Excerpts from a figure dataset:
## start

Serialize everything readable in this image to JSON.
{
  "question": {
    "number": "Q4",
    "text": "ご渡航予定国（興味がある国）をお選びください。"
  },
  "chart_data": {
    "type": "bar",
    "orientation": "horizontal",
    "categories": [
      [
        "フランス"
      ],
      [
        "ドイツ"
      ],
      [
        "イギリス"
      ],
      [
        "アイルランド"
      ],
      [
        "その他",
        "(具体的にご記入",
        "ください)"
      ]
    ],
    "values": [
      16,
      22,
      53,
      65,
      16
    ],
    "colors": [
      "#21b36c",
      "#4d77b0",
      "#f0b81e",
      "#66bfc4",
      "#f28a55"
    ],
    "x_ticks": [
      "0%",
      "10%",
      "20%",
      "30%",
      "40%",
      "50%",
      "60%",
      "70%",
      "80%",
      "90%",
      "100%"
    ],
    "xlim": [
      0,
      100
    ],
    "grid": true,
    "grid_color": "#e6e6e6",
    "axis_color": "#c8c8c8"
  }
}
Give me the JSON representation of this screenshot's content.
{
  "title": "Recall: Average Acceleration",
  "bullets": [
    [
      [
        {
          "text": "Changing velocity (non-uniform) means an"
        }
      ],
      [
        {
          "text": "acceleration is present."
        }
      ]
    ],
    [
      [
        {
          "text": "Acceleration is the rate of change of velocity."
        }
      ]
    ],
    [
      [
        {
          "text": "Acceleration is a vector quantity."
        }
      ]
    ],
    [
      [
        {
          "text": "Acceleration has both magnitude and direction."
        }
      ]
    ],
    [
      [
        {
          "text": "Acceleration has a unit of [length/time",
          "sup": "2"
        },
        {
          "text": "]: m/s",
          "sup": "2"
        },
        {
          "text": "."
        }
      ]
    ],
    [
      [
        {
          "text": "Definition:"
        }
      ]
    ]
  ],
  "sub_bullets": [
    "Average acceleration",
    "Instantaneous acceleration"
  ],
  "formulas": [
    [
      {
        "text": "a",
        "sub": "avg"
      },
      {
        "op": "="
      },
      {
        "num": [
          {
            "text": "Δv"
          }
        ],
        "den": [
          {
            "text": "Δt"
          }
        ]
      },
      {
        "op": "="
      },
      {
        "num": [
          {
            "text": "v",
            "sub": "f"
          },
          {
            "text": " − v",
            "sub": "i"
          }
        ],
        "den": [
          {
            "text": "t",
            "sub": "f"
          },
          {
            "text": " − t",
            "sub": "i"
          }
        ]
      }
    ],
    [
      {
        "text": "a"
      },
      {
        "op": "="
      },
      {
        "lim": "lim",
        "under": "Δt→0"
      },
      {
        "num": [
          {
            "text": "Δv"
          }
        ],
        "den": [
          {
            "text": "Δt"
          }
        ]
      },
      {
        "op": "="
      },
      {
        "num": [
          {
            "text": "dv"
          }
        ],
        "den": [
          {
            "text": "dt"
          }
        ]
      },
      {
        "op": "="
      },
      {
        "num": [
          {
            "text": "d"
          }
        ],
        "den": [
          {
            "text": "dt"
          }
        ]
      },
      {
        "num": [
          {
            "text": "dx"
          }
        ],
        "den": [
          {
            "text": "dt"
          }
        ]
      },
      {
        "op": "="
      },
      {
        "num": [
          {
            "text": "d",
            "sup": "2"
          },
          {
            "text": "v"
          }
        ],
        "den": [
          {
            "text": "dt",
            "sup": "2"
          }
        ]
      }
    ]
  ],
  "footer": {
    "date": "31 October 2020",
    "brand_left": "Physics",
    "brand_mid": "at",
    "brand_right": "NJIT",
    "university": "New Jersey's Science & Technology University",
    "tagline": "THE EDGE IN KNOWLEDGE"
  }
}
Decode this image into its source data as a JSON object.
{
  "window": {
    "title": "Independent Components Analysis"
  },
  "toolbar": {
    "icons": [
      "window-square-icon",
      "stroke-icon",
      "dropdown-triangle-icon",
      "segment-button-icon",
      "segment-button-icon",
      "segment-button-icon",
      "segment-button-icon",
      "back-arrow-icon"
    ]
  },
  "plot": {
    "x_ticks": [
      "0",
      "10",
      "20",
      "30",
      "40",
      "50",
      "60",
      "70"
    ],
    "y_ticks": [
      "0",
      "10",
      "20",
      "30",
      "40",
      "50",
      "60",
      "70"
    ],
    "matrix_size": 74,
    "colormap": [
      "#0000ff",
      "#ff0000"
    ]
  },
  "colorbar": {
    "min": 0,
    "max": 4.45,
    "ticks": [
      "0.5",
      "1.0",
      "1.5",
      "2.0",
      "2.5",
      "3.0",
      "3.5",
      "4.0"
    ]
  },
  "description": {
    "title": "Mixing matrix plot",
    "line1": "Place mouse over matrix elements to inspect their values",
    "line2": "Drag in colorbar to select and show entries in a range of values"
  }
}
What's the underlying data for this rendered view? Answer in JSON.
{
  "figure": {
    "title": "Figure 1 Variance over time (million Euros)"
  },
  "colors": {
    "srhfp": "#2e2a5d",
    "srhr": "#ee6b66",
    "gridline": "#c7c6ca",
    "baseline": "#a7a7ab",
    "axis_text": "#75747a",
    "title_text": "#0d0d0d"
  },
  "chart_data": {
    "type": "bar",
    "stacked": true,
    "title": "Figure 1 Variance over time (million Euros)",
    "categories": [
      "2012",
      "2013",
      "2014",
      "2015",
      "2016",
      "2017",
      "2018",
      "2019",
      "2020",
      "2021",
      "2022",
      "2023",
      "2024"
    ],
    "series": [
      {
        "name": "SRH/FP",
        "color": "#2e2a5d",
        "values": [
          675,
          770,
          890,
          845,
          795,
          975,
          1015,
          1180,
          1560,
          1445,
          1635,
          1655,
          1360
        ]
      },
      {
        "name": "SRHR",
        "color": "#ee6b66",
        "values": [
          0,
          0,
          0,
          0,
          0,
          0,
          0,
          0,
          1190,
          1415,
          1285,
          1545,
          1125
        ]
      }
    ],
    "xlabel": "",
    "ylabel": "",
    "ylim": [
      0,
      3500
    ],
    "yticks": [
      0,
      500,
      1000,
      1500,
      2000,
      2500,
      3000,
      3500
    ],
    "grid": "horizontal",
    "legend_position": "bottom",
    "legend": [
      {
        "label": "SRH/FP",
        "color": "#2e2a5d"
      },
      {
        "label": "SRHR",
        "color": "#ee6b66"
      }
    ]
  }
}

## end

* _Problem statement_:
Transcribe the entire listing above precisely.

* _Answer to the problem_:
Serialize everything readable in this image to JSON.
{
  "question": {
    "number": "Q4",
    "text": "ご渡航予定国（興味がある国）をお選びください。"
  },
  "chart_data": {
    "type": "bar",
    "orientation": "horizontal",
    "categories": [
      [
        "フランス"
      ],
      [
        "ドイツ"
      ],
      [
        "イギリス"
      ],
      [
        "アイルランド"
      ],
      [
        "その他",
        "(具体的にご記入",
        "ください)"
      ]
    ],
    "values": [
      16,
      22,
      53,
      65,
      16
    ],
    "colors": [
      "#21b36c",
      "#4d77b0",
      "#f0b81e",
      "#66bfc4",
      "#f28a55"
    ],
    "x_ticks": [
      "0%",
      "10%",
      "20%",
      "30%",
      "40%",
      "50%",
      "60%",
      "70%",
      "80%",
      "90%",
      "100%"
    ],
    "xlim": [
      0,
      100
    ],
    "grid": true,
    "grid_color": "#e6e6e6",
    "axis_color": "#c8c8c8"
  }
}
Give me the JSON representation of this screenshot's content.
{
  "title": "Recall: Average Acceleration",
  "bullets": [
    [
      [
        {
          "text": "Changing velocity (non-uniform) means an"
        }
      ],
      [
        {
          "text": "acceleration is present."
        }
      ]
    ],
    [
      [
        {
          "text": "Acceleration is the rate of change of velocity."
        }
      ]
    ],
    [
      [
        {
          "text": "Acceleration is a vector quantity."
        }
      ]
    ],
    [
      [
        {
          "text": "Acceleration has both magnitude and direction."
        }
      ]
    ],
    [
      [
        {
          "text": "Acceleration has a unit of [length/time",
          "sup": "2"
        },
        {
          "text": "]: m/s",
          "sup": "2"
        },
        {
          "text": "."
        }
      ]
    ],
    [
      [
        {
          "text": "Definition:"
        }
      ]
    ]
  ],
  "sub_bullets": [
    "Average acceleration",
    "Instantaneous acceleration"
  ],
  "formulas": [
    [
      {
        "text": "a",
        "sub": "avg"
      },
      {
        "op": "="
      },
      {
        "num": [
          {
            "text": "Δv"
          }
        ],
        "den": [
          {
            "text": "Δt"
          }
        ]
      },
      {
        "op": "="
      },
      {
        "num": [
          {
            "text": "v",
            "sub": "f"
          },
          {
            "text": " − v",
            "sub": "i"
          }
        ],
        "den": [
          {
            "text": "t",
            "sub": "f"
          },
          {
            "text": " − t",
            "sub": "i"
          }
        ]
      }
    ],
    [
      {
        "text": "a"
      },
      {
        "op": "="
      },
      {
        "lim": "lim",
        "under": "Δt→0"
      },
      {
        "num": [
          {
            "text": "Δv"
          }
        ],
        "den": [
          {
            "text": "Δt"
          }
        ]
      },
      {
        "op": "="
      },
      {
        "num": [
          {
            "text": "dv"
          }
        ],
        "den": [
          {
            "text": "dt"
          }
        ]
      },
      {
        "op": "="
      },
      {
        "num": [
          {
            "text": "d"
          }
        ],
        "den": [
          {
            "text": "dt"
          }
        ]
      },
      {
        "num": [
          {
            "text": "dx"
          }
        ],
        "den": [
          {
            "text": "dt"
          }
        ]
      },
      {
        "op": "="
      },
      {
        "num": [
          {
            "text": "d",
            "sup": "2"
          },
          {
            "text": "v"
          }
        ],
        "den": [
          {
            "text": "dt",
            "sup": "2"
          }
        ]
      }
    ]
  ],
  "footer": {
    "date": "31 October 2020",
    "brand_left": "Physics",
    "brand_mid": "at",
    "brand_right": "NJIT",
    "university": "New Jersey's Science & Technology University",
    "tagline": "THE EDGE IN KNOWLEDGE"
  }
}
Decode this image into its source data as a JSON object.
{
  "window": {
    "title": "Independent Components Analysis"
  },
  "toolbar": {
    "icons": [
      "window-square-icon",
      "stroke-icon",
      "dropdown-triangle-icon",
      "segment-button-icon",
      "segment-button-icon",
      "segment-button-icon",
      "segment-button-icon",
      "back-arrow-icon"
    ]
  },
  "plot": {
    "x_ticks": [
      "0",
      "10",
      "20",
      "30",
      "40",
      "50",
      "60",
      "70"
    ],
    "y_ticks": [
      "0",
      "10",
      "20",
      "30",
      "40",
      "50",
      "60",
      "70"
    ],
    "matrix_size": 74,
    "colormap": [
      "#0000ff",
      "#ff0000"
    ]
  },
  "colorbar": {
    "min": 0,
    "max": 4.45,
    "ticks": [
      "0.5",
      "1.0",
      "1.5",
      "2.0",
      "2.5",
      "3.0",
      "3.5",
      "4.0"
    ]
  },
  "description": {
    "title": "Mixing matrix plot",
    "line1": "Place mouse over matrix elements to inspect their values",
    "line2": "Drag in colorbar to select and show entries in a range of values"
  }
}
What's the underlying data for this rendered view? Answer in JSON.
{
  "figure": {
    "title": "Figure 1 Variance over time (million Euros)"
  },
  "colors": {
    "srhfp": "#2e2a5d",
    "srhr": "#ee6b66",
    "gridline": "#c7c6ca",
    "baseline": "#a7a7ab",
    "axis_text": "#75747a",
    "title_text": "#0d0d0d"
  },
  "chart_data": {
    "type": "bar",
    "stacked": true,
    "title": "Figure 1 Variance over time (million Euros)",
    "categories": [
      "2012",
      "2013",
      "2014",
      "2015",
      "2016",
      "2017",
      "2018",
      "2019",
      "2020",
      "2021",
      "2022",
      "2023",
      "2024"
    ],
    "series": [
      {
        "name": "SRH/FP",
        "color": "#2e2a5d",
        "values": [
          675,
          770,
          890,
          845,
          795,
          975,
          1015,
          1180,
          1560,
          1445,
          1635,
          1655,
          1360
        ]
      },
      {
        "name": "SRHR",
        "color": "#ee6b66",
        "values": [
          0,
          0,
          0,
          0,
          0,
          0,
          0,
          0,
          1190,
          1415,
          1285,
          1545,
          1125
        ]
      }
    ],
    "xlabel": "",
    "ylabel": "",
    "ylim": [
      0,
      3500
    ],
    "yticks": [
      0,
      500,
      1000,
      1500,
      2000,
      2500,
      3000,
      3500
    ],
    "grid": "horizontal",
    "legend_position": "bottom",
    "legend": [
      {
        "label": "SRH/FP",
        "color": "#2e2a5d"
      },
      {
        "label": "SRHR",
        "color": "#ee6b66"
      }
    ]
  }
}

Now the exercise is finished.